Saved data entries
╔══

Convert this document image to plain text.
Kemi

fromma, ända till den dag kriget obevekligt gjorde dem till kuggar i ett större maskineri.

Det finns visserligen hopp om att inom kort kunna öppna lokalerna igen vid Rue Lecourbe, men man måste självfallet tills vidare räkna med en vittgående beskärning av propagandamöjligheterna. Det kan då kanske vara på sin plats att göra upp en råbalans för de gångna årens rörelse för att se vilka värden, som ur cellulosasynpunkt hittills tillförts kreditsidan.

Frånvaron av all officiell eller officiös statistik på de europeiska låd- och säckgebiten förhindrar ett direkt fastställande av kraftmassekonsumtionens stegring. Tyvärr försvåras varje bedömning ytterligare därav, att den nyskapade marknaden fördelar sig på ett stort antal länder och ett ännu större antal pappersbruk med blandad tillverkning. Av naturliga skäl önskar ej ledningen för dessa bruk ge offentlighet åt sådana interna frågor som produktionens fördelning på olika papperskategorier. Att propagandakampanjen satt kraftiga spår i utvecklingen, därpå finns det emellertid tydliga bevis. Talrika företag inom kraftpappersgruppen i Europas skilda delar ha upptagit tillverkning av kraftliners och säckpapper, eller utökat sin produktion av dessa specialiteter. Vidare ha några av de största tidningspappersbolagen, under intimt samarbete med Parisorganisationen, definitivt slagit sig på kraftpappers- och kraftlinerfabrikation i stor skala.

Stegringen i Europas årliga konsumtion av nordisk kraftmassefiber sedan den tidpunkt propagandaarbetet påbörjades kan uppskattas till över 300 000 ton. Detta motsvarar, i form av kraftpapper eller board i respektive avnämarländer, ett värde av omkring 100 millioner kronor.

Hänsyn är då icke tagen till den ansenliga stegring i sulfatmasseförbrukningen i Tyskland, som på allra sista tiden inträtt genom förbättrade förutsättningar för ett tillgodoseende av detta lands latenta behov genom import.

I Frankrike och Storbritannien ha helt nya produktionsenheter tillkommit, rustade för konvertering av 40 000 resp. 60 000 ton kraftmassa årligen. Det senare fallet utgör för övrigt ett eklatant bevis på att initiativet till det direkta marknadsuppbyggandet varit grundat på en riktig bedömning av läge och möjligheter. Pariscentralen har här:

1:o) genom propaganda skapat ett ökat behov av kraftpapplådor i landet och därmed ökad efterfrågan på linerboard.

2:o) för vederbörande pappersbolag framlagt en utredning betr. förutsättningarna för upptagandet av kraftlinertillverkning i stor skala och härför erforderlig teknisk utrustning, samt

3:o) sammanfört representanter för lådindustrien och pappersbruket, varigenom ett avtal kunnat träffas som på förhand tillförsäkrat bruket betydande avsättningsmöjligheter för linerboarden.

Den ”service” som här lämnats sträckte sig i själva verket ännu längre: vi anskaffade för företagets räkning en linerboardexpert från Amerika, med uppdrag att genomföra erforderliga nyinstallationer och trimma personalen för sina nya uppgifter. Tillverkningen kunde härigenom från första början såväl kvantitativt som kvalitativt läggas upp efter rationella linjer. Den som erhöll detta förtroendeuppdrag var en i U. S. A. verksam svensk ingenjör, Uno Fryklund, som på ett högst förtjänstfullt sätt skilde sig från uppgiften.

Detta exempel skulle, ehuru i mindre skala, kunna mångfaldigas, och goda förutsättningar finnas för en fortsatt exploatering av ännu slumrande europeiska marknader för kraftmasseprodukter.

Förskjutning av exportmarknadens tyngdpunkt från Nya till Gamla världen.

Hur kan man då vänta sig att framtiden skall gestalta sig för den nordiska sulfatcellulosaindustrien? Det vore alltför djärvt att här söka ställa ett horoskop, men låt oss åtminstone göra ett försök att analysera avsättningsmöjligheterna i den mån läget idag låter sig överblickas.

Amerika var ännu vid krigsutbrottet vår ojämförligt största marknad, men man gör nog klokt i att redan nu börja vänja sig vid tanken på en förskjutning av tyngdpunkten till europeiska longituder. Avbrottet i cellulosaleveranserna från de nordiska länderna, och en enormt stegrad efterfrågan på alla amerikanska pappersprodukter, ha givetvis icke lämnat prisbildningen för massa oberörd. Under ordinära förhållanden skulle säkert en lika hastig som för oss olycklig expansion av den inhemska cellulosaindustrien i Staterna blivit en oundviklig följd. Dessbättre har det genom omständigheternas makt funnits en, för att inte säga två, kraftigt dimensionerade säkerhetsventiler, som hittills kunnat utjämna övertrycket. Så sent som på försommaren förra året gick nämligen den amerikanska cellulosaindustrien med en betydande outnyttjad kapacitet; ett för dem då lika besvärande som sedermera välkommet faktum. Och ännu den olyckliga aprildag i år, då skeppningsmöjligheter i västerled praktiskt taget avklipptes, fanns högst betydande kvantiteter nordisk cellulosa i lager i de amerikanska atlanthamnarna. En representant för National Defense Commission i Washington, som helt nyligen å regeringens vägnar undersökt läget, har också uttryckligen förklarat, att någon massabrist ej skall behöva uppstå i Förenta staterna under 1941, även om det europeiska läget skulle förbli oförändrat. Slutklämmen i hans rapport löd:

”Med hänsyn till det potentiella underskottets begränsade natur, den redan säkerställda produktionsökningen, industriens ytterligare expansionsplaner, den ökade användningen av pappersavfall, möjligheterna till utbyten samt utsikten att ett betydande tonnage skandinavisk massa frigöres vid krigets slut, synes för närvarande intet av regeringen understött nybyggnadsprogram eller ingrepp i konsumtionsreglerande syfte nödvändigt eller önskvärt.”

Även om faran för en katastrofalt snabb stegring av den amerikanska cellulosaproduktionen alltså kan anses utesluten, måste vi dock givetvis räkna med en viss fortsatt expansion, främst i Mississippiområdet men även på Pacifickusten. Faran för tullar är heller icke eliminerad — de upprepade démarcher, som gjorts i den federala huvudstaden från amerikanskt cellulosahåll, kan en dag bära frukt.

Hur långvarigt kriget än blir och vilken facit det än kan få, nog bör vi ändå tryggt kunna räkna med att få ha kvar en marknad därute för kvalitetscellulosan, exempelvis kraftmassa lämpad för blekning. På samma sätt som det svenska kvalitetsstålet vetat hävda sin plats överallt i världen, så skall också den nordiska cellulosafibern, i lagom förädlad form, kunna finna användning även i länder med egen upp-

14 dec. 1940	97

╚══

▶ [Exercise prompt] Output all entries exactly as given above.

▶ [Your solution]
Convert this document image to plain text.
Kemi

fromma, ända till den dag kriget obevekligt gjorde dem till kuggar i ett större maskineri.

Det finns visserligen hopp om att inom kort kunna öppna lokalerna igen vid Rue Lecourbe, men man måste självfallet tills vidare räkna med en vittgående beskärning av propagandamöjligheterna. Det kan då kanske vara på sin plats att göra upp en råbalans för de gångna årens rörelse för att se vilka värden, som ur cellulosasynpunkt hittills tillförts kreditsidan.

Frånvaron av all officiell eller officiös statistik på de europeiska låd- och säckgebiten förhindrar ett direkt fastställande av kraftmassekonsumtionens stegring. Tyvärr försvåras varje bedömning ytterligare därav, att den nyskapade marknaden fördelar sig på ett stort antal länder och ett ännu större antal pappersbruk med blandad tillverkning. Av naturliga skäl önskar ej ledningen för dessa bruk ge offentlighet åt sådana interna frågor som produktionens fördelning på olika papperskategorier. Att propagandakampanjen satt kraftiga spår i utvecklingen, därpå finns det emellertid tydliga bevis. Talrika företag inom kraftpappersgruppen i Europas skilda delar ha upptagit tillverkning av kraftliners och säckpapper, eller utökat sin produktion av dessa specialiteter. Vidare ha några av de största tidningspappersbolagen, under intimt samarbete med Parisorganisationen, definitivt slagit sig på kraftpappers- och kraftlinerfabrikation i stor skala.

Stegringen i Europas årliga konsumtion av nordisk kraftmassefiber sedan den tidpunkt propagandaarbetet påbörjades kan uppskattas till över 300 000 ton. Detta motsvarar, i form av kraftpapper eller board i respektive avnämarländer, ett värde av omkring 100 millioner kronor.

Hänsyn är då icke tagen till den ansenliga stegring i sulfatmasseförbrukningen i Tyskland, som på allra sista tiden inträtt genom förbättrade förutsättningar för ett tillgodoseende av detta lands latenta behov genom import.

I Frankrike och Storbritannien ha helt nya produktionsenheter tillkommit, rustade för konvertering av 40 000 resp. 60 000 ton kraftmassa årligen. Det senare fallet utgör för övrigt ett eklatant bevis på att initiativet till det direkta marknadsuppbyggandet varit grundat på en riktig bedömning av läge och möjligheter. Pariscentralen har här:

1:o) genom propaganda skapat ett ökat behov av kraftpapplådor i landet och därmed ökad efterfrågan på linerboard.

2:o) för vederbörande pappersbolag framlagt en utredning betr. förutsättningarna för upptagandet av kraftlinertillverkning i stor skala och härför erforderlig teknisk utrustning, samt

3:o) sammanfört representanter för lådindustrien och pappersbruket, varigenom ett avtal kunnat träffas som på förhand tillförsäkrat bruket betydande avsättningsmöjligheter för linerboarden.

Den ”service” som här lämnats sträckte sig i själva verket ännu längre: vi anskaffade för företagets räkning en linerboardexpert från Amerika, med uppdrag att genomföra erforderliga nyinstallationer och trimma personalen för sina nya uppgifter. Tillverkningen kunde härigenom från första början såväl kvantitativt som kvalitativt läggas upp efter rationella linjer. Den som erhöll detta förtroendeuppdrag var en i U. S. A. verksam svensk ingenjör, Uno Fryklund, som på ett högst förtjänstfullt sätt skilde sig från uppgiften.

Detta exempel skulle, ehuru i mindre skala, kunna mångfaldigas, och goda förutsättningar finnas för en fortsatt exploatering av ännu slumrande europeiska marknader för kraftmasseprodukter.

Förskjutning av exportmarknadens tyngdpunkt från Nya till Gamla världen.

Hur kan man då vänta sig att framtiden skall gestalta sig för den nordiska sulfatcellulosaindustrien? Det vore alltför djärvt att här söka ställa ett horoskop, men låt oss åtminstone göra ett försök att analysera avsättningsmöjligheterna i den mån läget idag låter sig överblickas.

Amerika var ännu vid krigsutbrottet vår ojämförligt största marknad, men man gör nog klokt i att redan nu börja vänja sig vid tanken på en förskjutning av tyngdpunkten till europeiska longituder. Avbrottet i cellulosaleveranserna från de nordiska länderna, och en enormt stegrad efterfrågan på alla amerikanska pappersprodukter, ha givetvis icke lämnat prisbildningen för massa oberörd. Under ordinära förhållanden skulle säkert en lika hastig som för oss olycklig expansion av den inhemska cellulosaindustrien i Staterna blivit en oundviklig följd. Dessbättre har det genom omständigheternas makt funnits en, för att inte säga två, kraftigt dimensionerade säkerhetsventiler, som hittills kunnat utjämna övertrycket. Så sent som på försommaren förra året gick nämligen den amerikanska cellulosaindustrien med en betydande outnyttjad kapacitet; ett för dem då lika besvärande som sedermera välkommet faktum. Och ännu den olyckliga aprildag i år, då skeppningsmöjligheter i västerled praktiskt taget avklipptes, fanns högst betydande kvantiteter nordisk cellulosa i lager i de amerikanska atlanthamnarna. En representant för National Defense Commission i Washington, som helt nyligen å regeringens vägnar undersökt läget, har också uttryckligen förklarat, att någon massabrist ej skall behöva uppstå i Förenta staterna under 1941, även om det europeiska läget skulle förbli oförändrat. Slutklämmen i hans rapport löd:

”Med hänsyn till det potentiella underskottets begränsade natur, den redan säkerställda produktionsökningen, industriens ytterligare expansionsplaner, den ökade användningen av pappersavfall, möjligheterna till utbyten samt utsikten att ett betydande tonnage skandinavisk massa frigöres vid krigets slut, synes för närvarande intet av regeringen understött nybyggnadsprogram eller ingrepp i konsumtionsreglerande syfte nödvändigt eller önskvärt.”

Även om faran för en katastrofalt snabb stegring av den amerikanska cellulosaproduktionen alltså kan anses utesluten, måste vi dock givetvis räkna med en viss fortsatt expansion, främst i Mississippiområdet men även på Pacifickusten. Faran för tullar är heller icke eliminerad — de upprepade démarcher, som gjorts i den federala huvudstaden från amerikanskt cellulosahåll, kan en dag bära frukt.

Hur långvarigt kriget än blir och vilken facit det än kan få, nog bör vi ändå tryggt kunna räkna med att få ha kvar en marknad därute för kvalitetscellulosan, exempelvis kraftmassa lämpad för blekning. På samma sätt som det svenska kvalitetsstålet vetat hävda sin plats överallt i världen, så skall också den nordiska cellulosafibern, i lagom förädlad form, kunna finna användning även i länder med egen upp-

14 dec. 1940	97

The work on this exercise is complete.